#### Extracted records

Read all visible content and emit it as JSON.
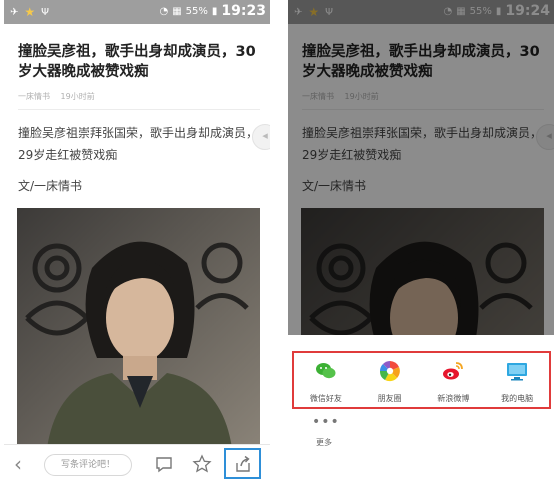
{
  "status_bar": {
    "battery": "55%",
    "left_screen_time": "19:23",
    "right_screen_time": "19:24"
  },
  "article": {
    "headline": "撞脸吴彦祖，歌手出身却成演员，30岁大器晚成被赞戏痴",
    "source": "一床情书",
    "time_ago": "19小时前",
    "summary": "撞脸吴彦祖崇拜张国荣，歌手出身却成演员，29岁走红被赞戏痴",
    "byline": "文/一床情书"
  },
  "bottom_bar": {
    "comment_placeholder": "写条评论吧！"
  },
  "share_sheet": {
    "targets": [
      {
        "label": "微信好友",
        "icon": "wechat-icon"
      },
      {
        "label": "朋友圈",
        "icon": "moments-icon"
      },
      {
        "label": "新浪微博",
        "icon": "weibo-icon"
      },
      {
        "label": "我的电脑",
        "icon": "computer-icon"
      }
    ],
    "more_label": "更多"
  },
  "colors": {
    "highlight_blue": "#2e8fd8",
    "highlight_red": "#e03b3b",
    "wechat_green": "#3cb034"
  }
}
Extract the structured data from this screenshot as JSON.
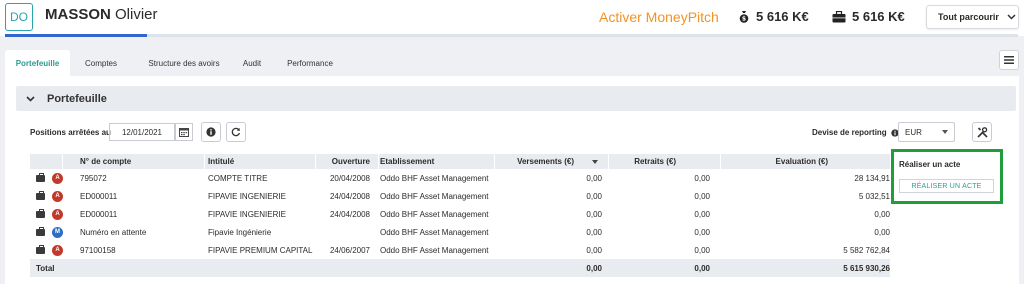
{
  "header": {
    "avatar_initials": "DO",
    "client_last_name": "MASSON",
    "client_first_name": "Olivier",
    "progress": 0.14,
    "activate_label": "Activer MoneyPitch",
    "amount_1": "5 616 K€",
    "amount_2": "5 616 K€",
    "browse_label": "Tout parcourir"
  },
  "tabs": [
    {
      "label": "Portefeuille",
      "active": true
    },
    {
      "label": "Comptes"
    },
    {
      "label": "Structure des avoirs"
    },
    {
      "label": "Audit"
    },
    {
      "label": "Performance"
    }
  ],
  "section": {
    "title": "Portefeuille"
  },
  "filters": {
    "positions_label": "Positions arrêtées au",
    "date_value": "12/01/2021",
    "currency_label": "Devise de reporting",
    "currency_value": "EUR"
  },
  "table": {
    "columns": [
      "N° de compte",
      "Intitulé",
      "Ouverture",
      "Etablissement",
      "Versements (€)",
      "Retraits (€)",
      "Evaluation (€)"
    ],
    "rows": [
      {
        "badge": "A",
        "badge_color": "#c0392b",
        "account": "795072",
        "title": "COMPTE TITRE",
        "opening": "20/04/2008",
        "institution": "Oddo BHF Asset Management",
        "deposits": "0,00",
        "withdrawals": "0,00",
        "valuation": "28 134,91"
      },
      {
        "badge": "A",
        "badge_color": "#c0392b",
        "account": "ED000011",
        "title": "FIPAVIE INGENIERIE",
        "opening": "24/04/2008",
        "institution": "Oddo BHF Asset Management",
        "deposits": "0,00",
        "withdrawals": "0,00",
        "valuation": "5 032,51"
      },
      {
        "badge": "A",
        "badge_color": "#c0392b",
        "account": "ED000011",
        "title": "FIPAVIE INGENIERIE",
        "opening": "24/04/2008",
        "institution": "Oddo BHF Asset Management",
        "deposits": "0,00",
        "withdrawals": "0,00",
        "valuation": "0,00"
      },
      {
        "badge": "M",
        "badge_color": "#2f6fbf",
        "account": "Numéro en attente",
        "title": "Fipavie Ingénierie",
        "opening": "",
        "institution": "Oddo BHF Asset Management",
        "deposits": "0,00",
        "withdrawals": "0,00",
        "valuation": "0,00"
      },
      {
        "badge": "A",
        "badge_color": "#c0392b",
        "account": "97100158",
        "title": "FIPAVIE PREMIUM CAPITALI...",
        "opening": "24/06/2007",
        "institution": "Oddo BHF Asset Management",
        "deposits": "0,00",
        "withdrawals": "0,00",
        "valuation": "5 582 762,84"
      }
    ],
    "total": {
      "label": "Total",
      "deposits": "0,00",
      "withdrawals": "0,00",
      "valuation": "5 615 930,26"
    }
  },
  "act_panel": {
    "title": "Réaliser un acte",
    "button_label": "RÉALISER UN ACTE"
  },
  "colors": {
    "accent": "#2a9d8f",
    "orange": "#f39323",
    "highlight": "#1f9e3a"
  }
}
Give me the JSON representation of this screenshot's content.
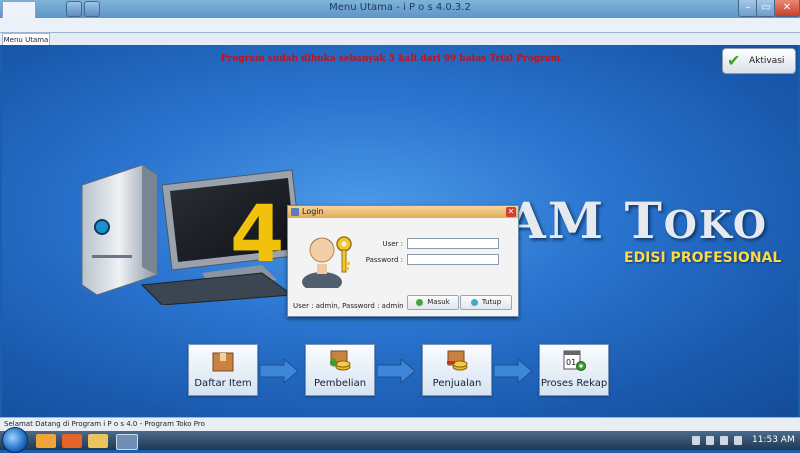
{
  "window": {
    "title": "Menu Utama - i P o s 4.0.3.2",
    "minimize": "–",
    "maximize": "▭",
    "close": "✕"
  },
  "tabs": [
    {
      "label": "Menu Utama"
    }
  ],
  "main": {
    "trial_notice": "Program sudah dibuka sebanyak 5 kali dari 99 batas Trial Program.",
    "aktivasi_label": "Aktivasi",
    "brand_four": "4",
    "brand_text_a": "AM ",
    "brand_text_b": "T",
    "brand_text_c": "OKO",
    "edition": "EDISI PROFESIONAL"
  },
  "flow": [
    {
      "label": "Daftar Item"
    },
    {
      "label": "Pembelian"
    },
    {
      "label": "Penjualan"
    },
    {
      "label": "Proses Rekap"
    }
  ],
  "login": {
    "title": "Login",
    "close": "✕",
    "user_label": "User :",
    "password_label": "Password :",
    "user_value": "",
    "password_value": "",
    "hint": "User : admin, Password : admin",
    "masuk_label": "Masuk",
    "tutup_label": "Tutup"
  },
  "status": {
    "text": "Selamat Datang di Program i P o s  4.0 - Program Toko Pro"
  },
  "taskbar": {
    "clock": "11:53 AM"
  },
  "colors": {
    "accent": "#2a74cf",
    "trial_text": "#c0101a",
    "edition": "#ffd84a"
  }
}
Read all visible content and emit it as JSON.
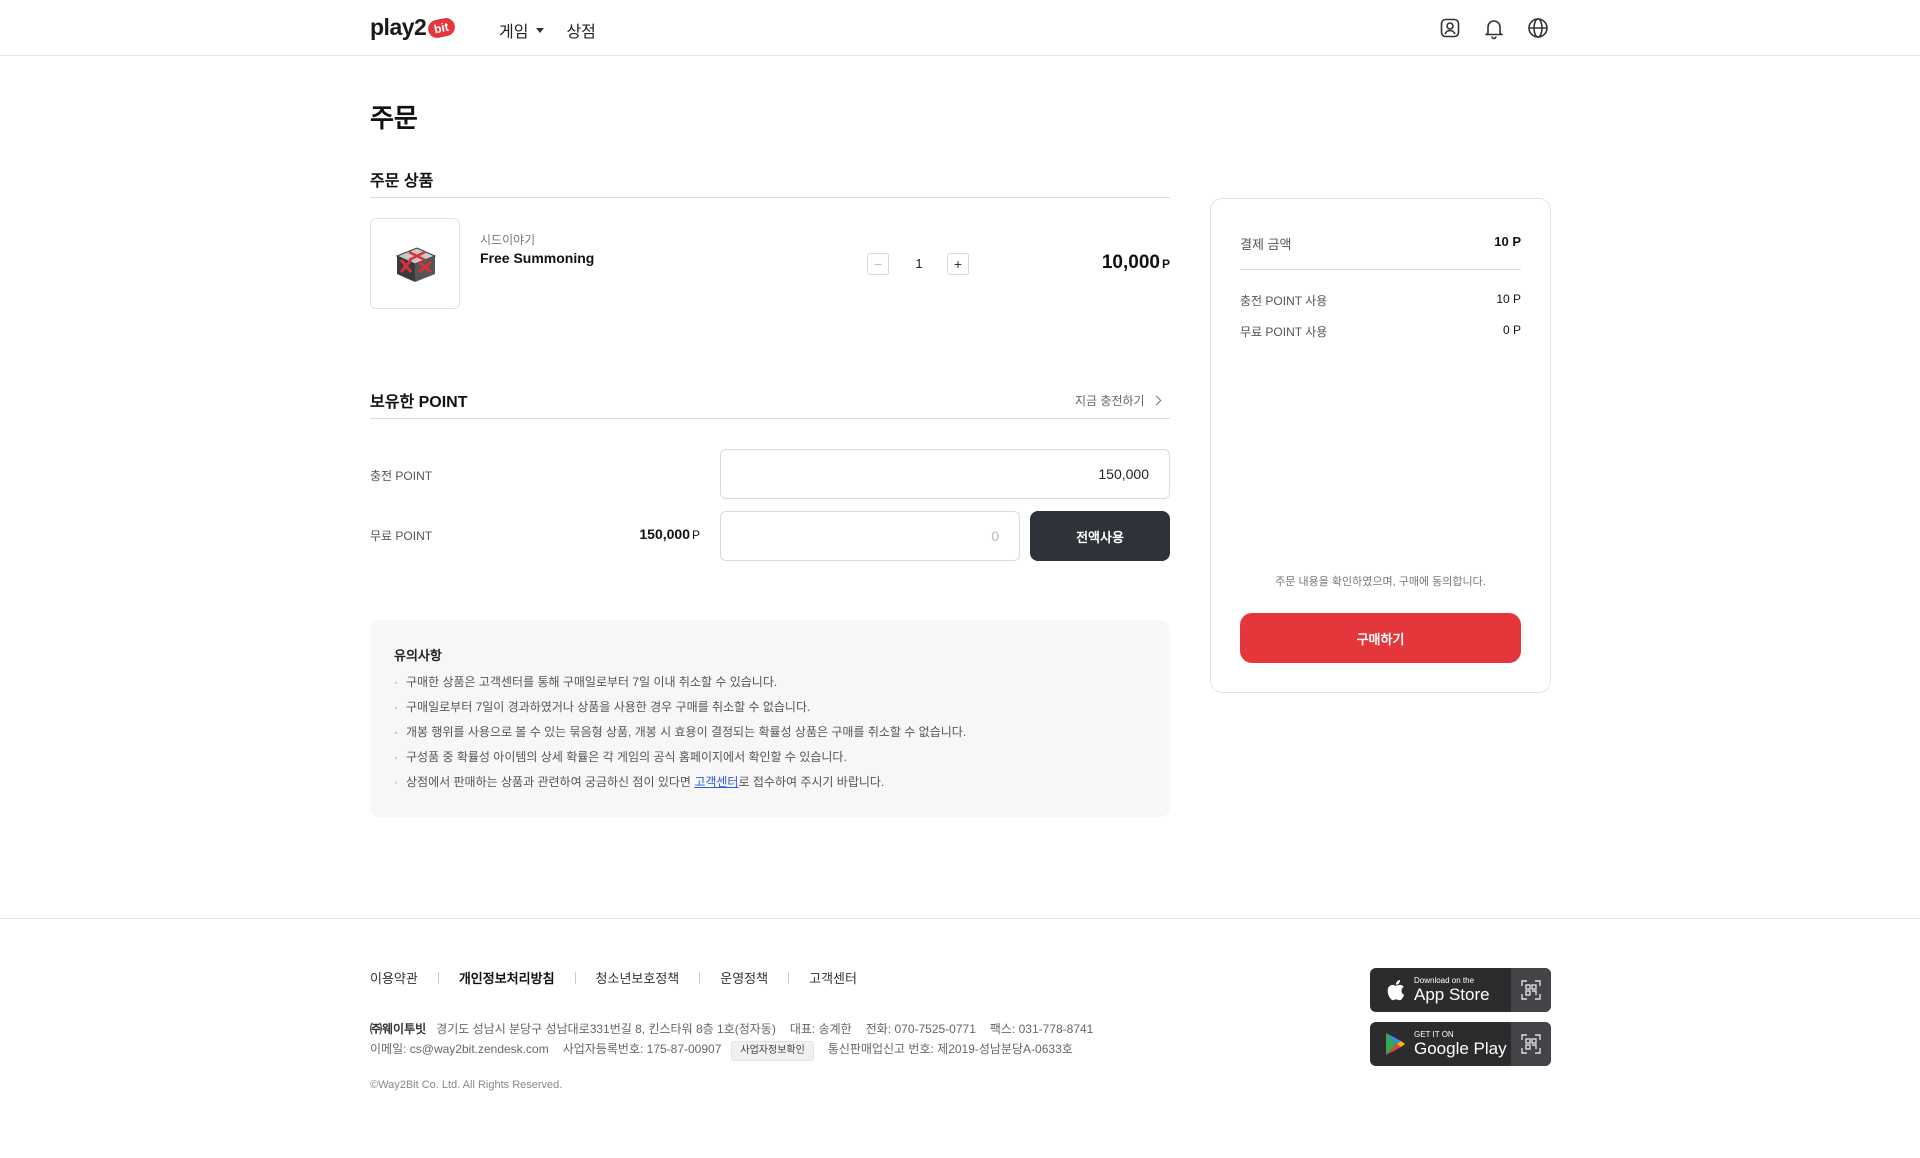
{
  "header": {
    "logo_text": "play2",
    "logo_badge": "bit",
    "nav": [
      {
        "label": "게임"
      },
      {
        "label": "상점"
      }
    ]
  },
  "page_title": "주문",
  "order": {
    "section_title": "주문 상품",
    "product": {
      "category": "시드이야기",
      "name": "Free Summoning",
      "quantity": "1",
      "price": "10,000",
      "price_unit": "P"
    }
  },
  "points": {
    "section_title": "보유한 POINT",
    "charge_link": "지금 충전하기",
    "charge_label": "충전 POINT",
    "charge_value": "150,000",
    "free_label": "무료 POINT",
    "free_have": "150,000",
    "free_have_unit": "P",
    "free_placeholder": "0",
    "use_all_button": "전액사용"
  },
  "notice": {
    "title": "유의사항",
    "items": [
      "구매한 상품은 고객센터를 통해 구매일로부터 7일 이내 취소할 수 있습니다.",
      "구매일로부터 7일이 경과하였거나 상품을 사용한 경우 구매를 취소할 수 없습니다.",
      "개봉 행위를 사용으로 볼 수 있는 묶음형 상품, 개봉 시 효용이 결정되는 확률성 상품은 구매를 취소할 수 없습니다.",
      "구성품 중 확률성 아이템의 상세 확률은 각 게임의 공식 홈페이지에서 확인할 수 있습니다."
    ],
    "last_item_prefix": "상점에서 판매하는 상품과 관련하여 궁금하신 점이 있다면 ",
    "last_item_link": "고객센터",
    "last_item_suffix": "로 접수하여 주시기 바랍니다."
  },
  "summary": {
    "total_label": "결제 금액",
    "total_value": "10 P",
    "charge_use_label": "충전 POINT 사용",
    "charge_use_value": "10 P",
    "free_use_label": "무료 POINT 사용",
    "free_use_value": "0 P",
    "agree_text": "주문 내용을 확인하였으며, 구매에 동의합니다.",
    "buy_button": "구매하기"
  },
  "footer": {
    "links": [
      {
        "label": "이용약관"
      },
      {
        "label": "개인정보처리방침"
      },
      {
        "label": "청소년보호정책"
      },
      {
        "label": "운영정책"
      },
      {
        "label": "고객센터"
      }
    ],
    "company_name": "㈜웨이투빗",
    "address": "경기도 성남시 분당구 성남대로331번길 8, 킨스타워 8층 1호(정자동)",
    "ceo": "대표: 송계한",
    "phone": "전화: 070-7525-0771",
    "fax": "팩스: 031-778-8741",
    "email": "이메일: cs@way2bit.zendesk.com",
    "biz_no": "사업자등록번호: 175-87-00907",
    "biz_info_button": "사업자정보확인",
    "ecommerce_no": "통신판매업신고 번호: 제2019-성남분당A-0633호",
    "copyright": "©Way2Bit Co. Ltd. All Rights Reserved.",
    "appstore_small": "Download on the",
    "appstore_big": "App Store",
    "googleplay_small": "GET IT ON",
    "googleplay_big": "Google Play"
  },
  "colors": {
    "accent_red": "#e5363b",
    "dark_button": "#2f3238",
    "link_blue": "#2c5bd8"
  }
}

#### What needs to be done
Scan the material above. Extract every line in which the word "있습니다" occurs.

#### Output of the exercise
      "구매한 상품은 고객센터를 통해 구매일로부터 7일 이내 취소할 수 있습니다.",
      "구성품 중 확률성 아이템의 상세 확률은 각 게임의 공식 홈페이지에서 확인할 수 있습니다."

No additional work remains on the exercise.